▸ **What is being asked**: Exclude all pictures, then copy each of the records exactly as written.

[Saved entries]
%%

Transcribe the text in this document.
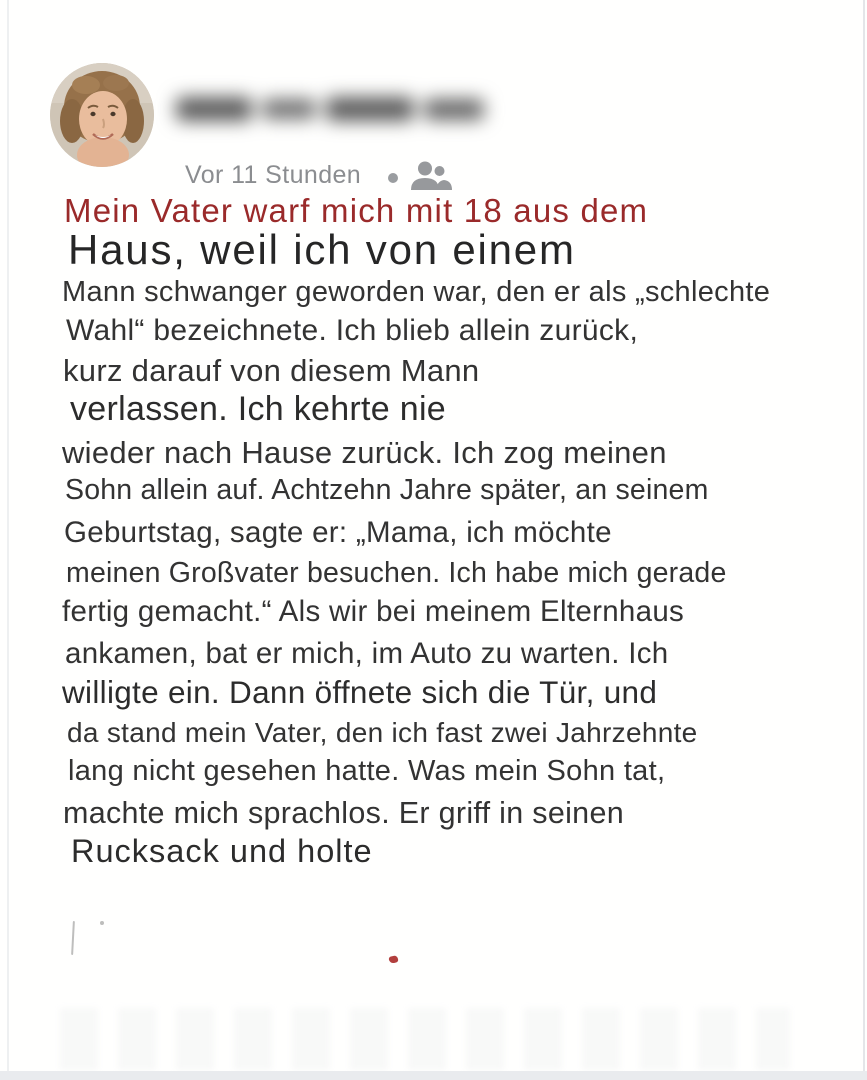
Vor 11 Stunden
Mein Vater warf mich mit 18 aus dem
Haus, weil ich von einem
Mann schwanger geworden war, den er als „schlechte
Wahl“ bezeichnete. Ich blieb allein zurück,
kurz darauf von diesem Mann
verlassen. Ich kehrte nie
wieder nach Hause zurück. Ich zog meinen
Sohn allein auf. Achtzehn Jahre später, an seinem
Geburtstag, sagte er: „Mama, ich möchte
meinen Großvater besuchen. Ich habe mich gerade
fertig gemacht.“ Als wir bei meinem Elternhaus
ankamen, bat er mich, im Auto zu warten. Ich
willigte ein. Dann öffnete sich die Tür, und
da stand mein Vater, den ich fast zwei Jahrzehnte
lang nicht gesehen hatte. Was mein Sohn tat,
machte mich sprachlos. Er griff in seinen
Rucksack und holte
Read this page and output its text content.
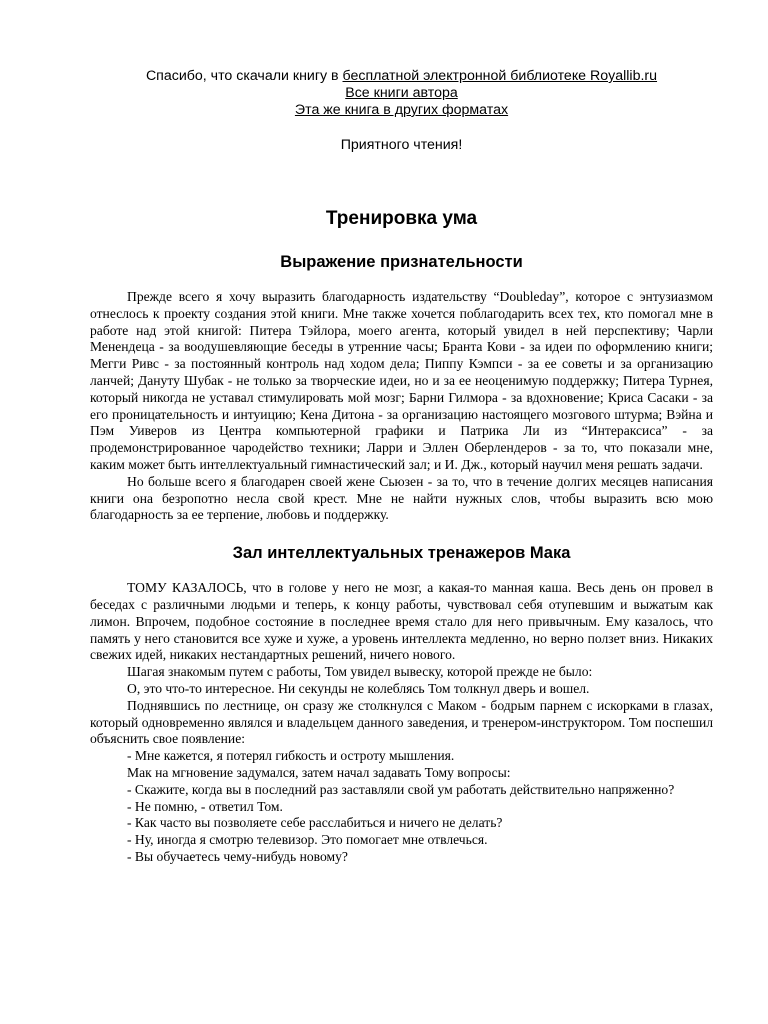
Спасибо, что скачали книгу в бесплатной электронной библиотеке Royallib.ru
Все книги автора
Эта же книга в других форматах
Приятного чтения!
Тренировка ума
Выражение признательности

Прежде всего я хочу выразить благодарность издательству “Doubleday”, которое с энтузиазмом отнеслось к проекту создания этой книги. Мне также хочется поблагодарить всех тех, кто помогал мне в работе над этой книгой: Питера Тэйлора, моего агента, который увидел в ней перспективу; Чарли Менендеца - за воодушевляющие беседы в утренние часы; Бранта Кови - за идеи по оформлению книги; Мегги Ривс - за постоянный контроль над ходом дела; Пиппу Кэмпси - за ее советы и за организацию ланчей; Дануту Шубак - не только за творческие идеи, но и за ее неоценимую поддержку; Питера Турнея, который никогда не уставал стимулировать мой мозг; Барни Гилмора - за вдохновение; Криса Сасаки - за его проницательность и интуицию; Кена Дитона - за организацию настоящего мозгового штурма; Вэйна и Пэм Уиверов из Центра компьютерной графики и Патрика Ли из “Интераксиса” - за продемонстрированное чародейство техники; Ларри и Эллен Оберлендеров - за то, что показали мне, каким может быть интеллектуальный гимнастический зал; и И. Дж., который научил меня решать задачи.

Но больше всего я благодарен своей жене Сьюзен - за то, что в течение долгих месяцев написания книги она безропотно несла свой крест. Мне не найти нужных слов, чтобы выразить всю мою благодарность за ее терпение, любовь и поддержку.

Зал интеллектуальных тренажеров Мака

ТОМУ КАЗАЛОСЬ, что в голове у него не мозг, а какая-то манная каша. Весь день он провел в беседах с различными людьми и теперь, к концу работы, чувствовал себя отупевшим и выжатым как лимон. Впрочем, подобное состояние в последнее время стало для него привычным. Ему казалось, что память у него становится все хуже и хуже, а уровень интеллекта медленно, но верно ползет вниз. Никаких свежих идей, никаких нестандартных решений, ничего нового.

Шагая знакомым путем с работы, Том увидел вывеску, которой прежде не было:

О, это что-то интересное. Ни секунды не колеблясь Том толкнул дверь и вошел.

Поднявшись по лестнице, он сразу же столкнулся с Маком - бодрым парнем с искорками в глазах, который одновременно являлся и владельцем данного заведения, и тренером-инструктором. Том поспешил объяснить свое появление:

- Мне кажется, я потерял гибкость и остроту мышления.

Мак на мгновение задумался, затем начал задавать Тому вопросы:

- Скажите, когда вы в последний раз заставляли свой ум работать действительно напряженно?

- Не помню, - ответил Том.

- Как часто вы позволяете себе расслабиться и ничего не делать?

- Ну, иногда я смотрю телевизор. Это помогает мне отвлечься.

- Вы обучаетесь чему-нибудь новому?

%%

▸ **Output**:
Transcribe the text in this document.
Vor 11 Stunden
Mein Vater warf mich mit 18 aus dem
Haus, weil ich von einem
Mann schwanger geworden war, den er als „schlechte
Wahl“ bezeichnete. Ich blieb allein zurück,
kurz darauf von diesem Mann
verlassen. Ich kehrte nie
wieder nach Hause zurück. Ich zog meinen
Sohn allein auf. Achtzehn Jahre später, an seinem
Geburtstag, sagte er: „Mama, ich möchte
meinen Großvater besuchen. Ich habe mich gerade
fertig gemacht.“ Als wir bei meinem Elternhaus
ankamen, bat er mich, im Auto zu warten. Ich
willigte ein. Dann öffnete sich die Tür, und
da stand mein Vater, den ich fast zwei Jahrzehnte
lang nicht gesehen hatte. Was mein Sohn tat,
machte mich sprachlos. Er griff in seinen
Rucksack und holte
Read this page and output its text content.
Спасибо, что скачали книгу в бесплатной электронной библиотеке Royallib.ru
Все книги автора
Эта же книга в других форматах
Приятного чтения!
Тренировка ума
Выражение признательности

Прежде всего я хочу выразить благодарность издательству “Doubleday”, которое с энтузиазмом отнеслось к проекту создания этой книги. Мне также хочется поблагодарить всех тех, кто помогал мне в работе над этой книгой: Питера Тэйлора, моего агента, который увидел в ней перспективу; Чарли Менендеца - за воодушевляющие беседы в утренние часы; Бранта Кови - за идеи по оформлению книги; Мегги Ривс - за постоянный контроль над ходом дела; Пиппу Кэмпси - за ее советы и за организацию ланчей; Дануту Шубак - не только за творческие идеи, но и за ее неоценимую поддержку; Питера Турнея, который никогда не уставал стимулировать мой мозг; Барни Гилмора - за вдохновение; Криса Сасаки - за его проницательность и интуицию; Кена Дитона - за организацию настоящего мозгового штурма; Вэйна и Пэм Уиверов из Центра компьютерной графики и Патрика Ли из “Интераксиса” - за продемонстрированное чародейство техники; Ларри и Эллен Оберлендеров - за то, что показали мне, каким может быть интеллектуальный гимнастический зал; и И. Дж., который научил меня решать задачи.

Но больше всего я благодарен своей жене Сьюзен - за то, что в течение долгих месяцев написания книги она безропотно несла свой крест. Мне не найти нужных слов, чтобы выразить всю мою благодарность за ее терпение, любовь и поддержку.

Зал интеллектуальных тренажеров Мака

ТОМУ КАЗАЛОСЬ, что в голове у него не мозг, а какая-то манная каша. Весь день он провел в беседах с различными людьми и теперь, к концу работы, чувствовал себя отупевшим и выжатым как лимон. Впрочем, подобное состояние в последнее время стало для него привычным. Ему казалось, что память у него становится все хуже и хуже, а уровень интеллекта медленно, но верно ползет вниз. Никаких свежих идей, никаких нестандартных решений, ничего нового.

Шагая знакомым путем с работы, Том увидел вывеску, которой прежде не было:

О, это что-то интересное. Ни секунды не колеблясь Том толкнул дверь и вошел.

Поднявшись по лестнице, он сразу же столкнулся с Маком - бодрым парнем с искорками в глазах, который одновременно являлся и владельцем данного заведения, и тренером-инструктором. Том поспешил объяснить свое появление:

- Мне кажется, я потерял гибкость и остроту мышления.

Мак на мгновение задумался, затем начал задавать Тому вопросы:

- Скажите, когда вы в последний раз заставляли свой ум работать действительно напряженно?

- Не помню, - ответил Том.

- Как часто вы позволяете себе расслабиться и ничего не делать?

- Ну, иногда я смотрю телевизор. Это помогает мне отвлечься.

- Вы обучаетесь чему-нибудь новому?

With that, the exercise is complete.